* PROVIDED TEXT

○ ○ ○ ○ ○ ○ ○

February 18th marked the last day on which foxhunting could legally be practised in the United Kingdom. It was a day of great rejoicing for the anti-foxhunting brigade, while for the hunting community it was one of nostalgia and sorrow mixed with defiance: many proclaimed their resolve to carry on, law or no law. Some vowed they would break the law; others said that they would operate within it while continuing to kill foxes – by shooting them instead of having them torn apart by the hounds.

For our part, we have tended on the whole to support the hunting faction. This is not because, given the choice, we would wish to engage in foxhunting ourselves. It is because the hunt is a long-established British rural tradition, and we can see that the motivation of the political left in opposing it has nothing whatever to do with compassion for animals and everything to do with a war against tradition per se. We can also see that another factor in the Left's opposition to hunting is pure class hatred – misplaced because, far from the hunt being a pastime just for the country gentry, it is engaged in by people from all social groups.

We have also supported foxhunting because, at the end of the day, we believe that its participants should have the freedom to engage in a pastime of their choice. We do not believe that individual freedom should be absolute (as do many Tory libertarians); it has to be curbed when the national interest requires. However, here there is no vital national interest that calls for the curbing of this particular freedom; hence it should have been preserved.

All this having been said, a few additional comments are called for, which some may think do not read well from the standpoint of the pro-hunting fraternity. We have to say that in the passion they have put into their cause they have shown a peculiar sense of priorities and, also, a great deal of hypocrisy.

○ ○ ○ ○ ○ ○ ○

* Extracted data entries
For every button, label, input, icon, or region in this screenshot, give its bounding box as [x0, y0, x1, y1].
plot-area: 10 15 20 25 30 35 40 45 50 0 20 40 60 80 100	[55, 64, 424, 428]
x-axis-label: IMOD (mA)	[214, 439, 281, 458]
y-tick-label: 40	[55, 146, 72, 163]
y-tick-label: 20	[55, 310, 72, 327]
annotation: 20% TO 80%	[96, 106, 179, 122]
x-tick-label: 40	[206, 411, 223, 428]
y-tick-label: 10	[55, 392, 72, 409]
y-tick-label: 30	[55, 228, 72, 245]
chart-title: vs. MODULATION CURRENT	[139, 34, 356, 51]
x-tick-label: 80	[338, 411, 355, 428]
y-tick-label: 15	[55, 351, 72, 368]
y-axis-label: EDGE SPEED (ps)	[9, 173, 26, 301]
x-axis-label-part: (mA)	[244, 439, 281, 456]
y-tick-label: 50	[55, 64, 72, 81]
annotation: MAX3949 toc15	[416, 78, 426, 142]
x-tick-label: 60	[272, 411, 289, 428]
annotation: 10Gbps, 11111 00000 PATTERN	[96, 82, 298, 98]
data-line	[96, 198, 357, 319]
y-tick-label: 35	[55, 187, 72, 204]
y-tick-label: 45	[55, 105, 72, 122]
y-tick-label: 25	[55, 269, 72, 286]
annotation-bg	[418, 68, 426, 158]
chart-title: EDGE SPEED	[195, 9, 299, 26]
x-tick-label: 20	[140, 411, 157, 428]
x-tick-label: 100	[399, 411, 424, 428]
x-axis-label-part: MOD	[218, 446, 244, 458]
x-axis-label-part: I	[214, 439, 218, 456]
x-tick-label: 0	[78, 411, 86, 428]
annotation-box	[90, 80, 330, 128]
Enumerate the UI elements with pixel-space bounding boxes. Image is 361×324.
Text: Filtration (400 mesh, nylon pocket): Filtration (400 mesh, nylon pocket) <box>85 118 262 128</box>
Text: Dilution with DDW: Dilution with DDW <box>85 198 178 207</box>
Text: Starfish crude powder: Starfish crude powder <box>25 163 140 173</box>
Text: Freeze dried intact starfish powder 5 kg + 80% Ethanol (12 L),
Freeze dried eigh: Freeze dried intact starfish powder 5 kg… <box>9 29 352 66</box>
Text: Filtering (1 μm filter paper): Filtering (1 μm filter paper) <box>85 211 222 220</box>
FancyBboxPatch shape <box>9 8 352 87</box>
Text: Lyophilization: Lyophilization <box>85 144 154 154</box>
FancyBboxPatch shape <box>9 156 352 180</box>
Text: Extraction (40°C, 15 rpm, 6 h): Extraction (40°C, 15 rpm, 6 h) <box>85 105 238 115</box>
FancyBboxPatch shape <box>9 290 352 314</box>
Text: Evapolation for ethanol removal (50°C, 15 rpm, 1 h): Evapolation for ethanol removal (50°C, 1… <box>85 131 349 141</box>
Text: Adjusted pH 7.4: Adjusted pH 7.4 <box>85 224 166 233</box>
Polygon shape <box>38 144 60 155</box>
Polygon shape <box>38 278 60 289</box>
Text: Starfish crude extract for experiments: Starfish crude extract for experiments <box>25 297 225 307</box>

○ ○ ○ ○ ○ ○ ○

* GOALS
(A) Please repeat the passage of the foxhunting text word for word, starting at "For our part, we" and ending at "all social groups.".
(B) According to the foxhunting text, what was the last day on which foxhunting could legally be practised in the United Kingdom?
(C) Pick up the text on foxhunting after its final sentence and carry it forward.

* THE RESPONSES
(A)
For our part, we have tended on the whole to support the hunting faction. This is not because, given the choice, we would wish to engage in foxhunting ourselves. It is because the hunt is a long-established British rural tradition, and we can see that the motivation of the political left in opposing it has nothing whatever to do with compassion for animals and everything to do with a war against tradition per se. We can also see that another factor in the Left's opposition to hunting is pure class hatred – misplaced because, far from the hunt being a pastime just for the country gentry, it is engaged in by people from all social groups.

(B) February 18th.

(C)
Hunting has been defended – in some instances by quite militant means, such as the invasion of Parliament last September – on the grounds that it is an essential part of our British culture and identity. The Spectator magazine on 19th February featured a totally over-the-top headline on its front page saying 'Goodbye England'. Inside was an article by editor Boris Johnson in support of hunting and praising those who have fought, and will continue to fight, to preserve the tradition. This was, equally absurdly, titled 'The end of part of England'.

Well maybe. But does it not occur to Mr. Johnson, and indeed the whole of the hunting community, that 'England' – or to be more precise Britain – is menaced by certain other forces far more than by the anti-hunt mob? The end of England/Britain is heralded when we cast our eyes on almost any street in any major city, or on the entrances to schools in places like London, Birmingham, Leicester Bradford, Manchester, Liverpool – and more lately Glasgow. We can see it in the election literature of the mainstream parties and in police recruiting advertisements, now printed in a multitude of languages as well as English. The dire threat to our national existence posed by immigration and multi-racialism dwarfs into insignificance the legislation aimed at putting an end to foxhunting, undesirable though this legislation may be.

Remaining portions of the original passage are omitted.